▶ **Required work**: What follows is a listing to be transcribed exactly.

———

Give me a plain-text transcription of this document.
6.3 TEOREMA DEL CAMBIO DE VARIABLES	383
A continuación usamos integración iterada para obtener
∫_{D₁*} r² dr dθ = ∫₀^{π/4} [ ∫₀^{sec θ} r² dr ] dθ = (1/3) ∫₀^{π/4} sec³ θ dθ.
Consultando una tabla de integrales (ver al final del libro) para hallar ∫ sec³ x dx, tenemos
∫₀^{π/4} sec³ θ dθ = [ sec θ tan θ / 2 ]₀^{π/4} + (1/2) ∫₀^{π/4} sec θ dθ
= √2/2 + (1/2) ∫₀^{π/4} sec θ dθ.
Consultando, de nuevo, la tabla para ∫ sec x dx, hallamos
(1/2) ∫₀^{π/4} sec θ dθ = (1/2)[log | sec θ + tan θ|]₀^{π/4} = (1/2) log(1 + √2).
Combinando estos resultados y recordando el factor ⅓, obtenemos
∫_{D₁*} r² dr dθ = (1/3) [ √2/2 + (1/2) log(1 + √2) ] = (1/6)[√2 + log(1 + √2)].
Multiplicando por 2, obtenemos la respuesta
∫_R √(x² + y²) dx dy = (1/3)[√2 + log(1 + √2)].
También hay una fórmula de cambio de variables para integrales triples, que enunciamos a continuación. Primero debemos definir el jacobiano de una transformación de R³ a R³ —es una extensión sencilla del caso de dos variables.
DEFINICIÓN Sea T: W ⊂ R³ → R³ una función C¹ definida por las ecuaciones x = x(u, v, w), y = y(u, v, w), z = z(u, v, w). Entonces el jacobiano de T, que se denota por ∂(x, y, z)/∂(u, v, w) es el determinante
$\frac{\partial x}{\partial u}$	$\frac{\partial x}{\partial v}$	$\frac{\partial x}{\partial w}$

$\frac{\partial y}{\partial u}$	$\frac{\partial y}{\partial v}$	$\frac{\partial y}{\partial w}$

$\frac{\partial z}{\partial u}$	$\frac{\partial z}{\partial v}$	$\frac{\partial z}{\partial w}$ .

———

▶ **Final result**:
Give me a plain-text transcription of this document.
6.3 TEOREMA DEL CAMBIO DE VARIABLES	383
A continuación usamos integración iterada para obtener
∫_{D₁*} r² dr dθ = ∫₀^{π/4} [ ∫₀^{sec θ} r² dr ] dθ = (1/3) ∫₀^{π/4} sec³ θ dθ.
Consultando una tabla de integrales (ver al final del libro) para hallar ∫ sec³ x dx, tenemos
∫₀^{π/4} sec³ θ dθ = [ sec θ tan θ / 2 ]₀^{π/4} + (1/2) ∫₀^{π/4} sec θ dθ
= √2/2 + (1/2) ∫₀^{π/4} sec θ dθ.
Consultando, de nuevo, la tabla para ∫ sec x dx, hallamos
(1/2) ∫₀^{π/4} sec θ dθ = (1/2)[log | sec θ + tan θ|]₀^{π/4} = (1/2) log(1 + √2).
Combinando estos resultados y recordando el factor ⅓, obtenemos
∫_{D₁*} r² dr dθ = (1/3) [ √2/2 + (1/2) log(1 + √2) ] = (1/6)[√2 + log(1 + √2)].
Multiplicando por 2, obtenemos la respuesta
∫_R √(x² + y²) dx dy = (1/3)[√2 + log(1 + √2)].
También hay una fórmula de cambio de variables para integrales triples, que enunciamos a continuación. Primero debemos definir el jacobiano de una transformación de R³ a R³ —es una extensión sencilla del caso de dos variables.
DEFINICIÓN Sea T: W ⊂ R³ → R³ una función C¹ definida por las ecuaciones x = x(u, v, w), y = y(u, v, w), z = z(u, v, w). Entonces el jacobiano de T, que se denota por ∂(x, y, z)/∂(u, v, w) es el determinante
$\frac{\partial x}{\partial u}$	$\frac{\partial x}{\partial v}$	$\frac{\partial x}{\partial w}$

$\frac{\partial y}{\partial u}$	$\frac{\partial y}{\partial v}$	$\frac{\partial y}{\partial w}$

$\frac{\partial z}{\partial u}$	$\frac{\partial z}{\partial v}$	$\frac{\partial z}{\partial w}$ .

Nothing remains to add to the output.